Your task>
Output solely the number of lines containing the string "внутренней".

=== Data shown ===

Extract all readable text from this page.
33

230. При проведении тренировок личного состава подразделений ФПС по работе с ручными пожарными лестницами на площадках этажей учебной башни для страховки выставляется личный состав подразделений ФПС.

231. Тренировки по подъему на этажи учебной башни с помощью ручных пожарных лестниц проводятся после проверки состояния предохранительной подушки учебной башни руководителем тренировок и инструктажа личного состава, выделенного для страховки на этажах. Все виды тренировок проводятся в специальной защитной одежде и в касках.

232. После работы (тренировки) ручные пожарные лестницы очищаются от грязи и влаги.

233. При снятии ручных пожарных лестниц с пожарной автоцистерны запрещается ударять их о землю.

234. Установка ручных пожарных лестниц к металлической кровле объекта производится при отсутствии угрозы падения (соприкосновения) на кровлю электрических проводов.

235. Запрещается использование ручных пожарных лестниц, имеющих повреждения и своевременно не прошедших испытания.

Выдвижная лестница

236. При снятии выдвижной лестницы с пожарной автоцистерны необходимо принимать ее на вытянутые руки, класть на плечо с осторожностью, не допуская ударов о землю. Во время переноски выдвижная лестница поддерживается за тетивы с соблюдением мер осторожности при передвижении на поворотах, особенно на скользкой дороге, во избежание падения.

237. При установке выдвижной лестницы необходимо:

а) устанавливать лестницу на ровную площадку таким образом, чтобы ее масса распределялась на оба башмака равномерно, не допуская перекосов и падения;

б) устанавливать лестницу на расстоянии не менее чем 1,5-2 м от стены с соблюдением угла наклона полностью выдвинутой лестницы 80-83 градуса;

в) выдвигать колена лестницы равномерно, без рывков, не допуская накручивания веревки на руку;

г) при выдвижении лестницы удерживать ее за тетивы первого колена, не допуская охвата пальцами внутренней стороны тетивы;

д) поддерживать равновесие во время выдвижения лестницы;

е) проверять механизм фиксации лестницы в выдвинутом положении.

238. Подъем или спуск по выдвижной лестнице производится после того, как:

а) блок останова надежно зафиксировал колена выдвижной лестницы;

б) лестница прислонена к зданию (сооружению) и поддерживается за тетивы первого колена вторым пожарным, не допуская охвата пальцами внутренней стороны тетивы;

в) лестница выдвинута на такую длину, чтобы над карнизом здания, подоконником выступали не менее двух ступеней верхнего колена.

===

Result of the exercise>
2